▸ WHAT THE EXERCISE ASKS
Each line containing the word "폴라프레징크" needs to be copied.

▸ DATASET EXCERPTS
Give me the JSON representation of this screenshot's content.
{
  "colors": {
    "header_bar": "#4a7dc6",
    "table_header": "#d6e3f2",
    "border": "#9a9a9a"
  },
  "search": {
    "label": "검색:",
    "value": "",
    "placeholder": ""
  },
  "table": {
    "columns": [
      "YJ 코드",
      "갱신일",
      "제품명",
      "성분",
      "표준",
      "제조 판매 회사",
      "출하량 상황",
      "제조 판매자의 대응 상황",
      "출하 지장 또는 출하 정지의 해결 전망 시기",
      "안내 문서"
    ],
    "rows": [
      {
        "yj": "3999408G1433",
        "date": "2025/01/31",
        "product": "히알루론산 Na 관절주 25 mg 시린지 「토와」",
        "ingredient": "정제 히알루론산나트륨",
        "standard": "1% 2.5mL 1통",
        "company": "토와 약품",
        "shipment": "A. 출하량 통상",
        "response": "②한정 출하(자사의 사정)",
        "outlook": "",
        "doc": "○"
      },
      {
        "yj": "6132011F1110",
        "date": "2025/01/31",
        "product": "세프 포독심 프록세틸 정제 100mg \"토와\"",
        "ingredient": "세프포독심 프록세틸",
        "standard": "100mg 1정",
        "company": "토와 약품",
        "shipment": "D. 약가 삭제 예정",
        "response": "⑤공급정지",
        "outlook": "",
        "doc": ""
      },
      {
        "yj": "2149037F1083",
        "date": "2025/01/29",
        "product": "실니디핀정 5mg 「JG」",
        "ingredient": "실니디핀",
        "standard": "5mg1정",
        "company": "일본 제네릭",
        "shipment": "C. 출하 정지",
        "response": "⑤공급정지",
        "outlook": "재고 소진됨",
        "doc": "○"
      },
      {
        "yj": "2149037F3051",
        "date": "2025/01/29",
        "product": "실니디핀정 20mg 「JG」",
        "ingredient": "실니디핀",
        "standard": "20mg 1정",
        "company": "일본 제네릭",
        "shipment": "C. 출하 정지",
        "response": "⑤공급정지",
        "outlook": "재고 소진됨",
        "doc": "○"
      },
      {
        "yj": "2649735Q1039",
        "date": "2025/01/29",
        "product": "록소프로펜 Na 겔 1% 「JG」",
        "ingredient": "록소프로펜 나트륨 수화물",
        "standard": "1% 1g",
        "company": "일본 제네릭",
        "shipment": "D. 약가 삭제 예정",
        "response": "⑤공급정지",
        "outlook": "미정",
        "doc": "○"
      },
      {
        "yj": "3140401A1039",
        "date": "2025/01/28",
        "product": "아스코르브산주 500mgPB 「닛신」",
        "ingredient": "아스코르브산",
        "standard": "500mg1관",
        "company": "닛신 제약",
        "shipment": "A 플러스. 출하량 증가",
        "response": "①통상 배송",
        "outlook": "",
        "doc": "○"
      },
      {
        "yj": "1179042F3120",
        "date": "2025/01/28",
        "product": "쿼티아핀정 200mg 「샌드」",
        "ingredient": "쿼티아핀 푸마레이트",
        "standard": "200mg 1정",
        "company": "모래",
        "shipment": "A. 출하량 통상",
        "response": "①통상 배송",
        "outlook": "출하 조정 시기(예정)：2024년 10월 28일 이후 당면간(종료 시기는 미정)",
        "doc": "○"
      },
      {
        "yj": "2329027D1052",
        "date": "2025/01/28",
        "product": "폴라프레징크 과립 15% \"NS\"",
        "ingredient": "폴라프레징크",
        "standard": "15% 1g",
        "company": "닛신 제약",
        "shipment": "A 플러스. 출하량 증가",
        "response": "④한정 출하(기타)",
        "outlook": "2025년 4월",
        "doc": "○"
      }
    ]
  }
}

▸ RESULT OF THIS EXERCISE
        "product": "폴라프레징크 과립 15% \"NS\"",
        "ingredient": "폴라프레징크",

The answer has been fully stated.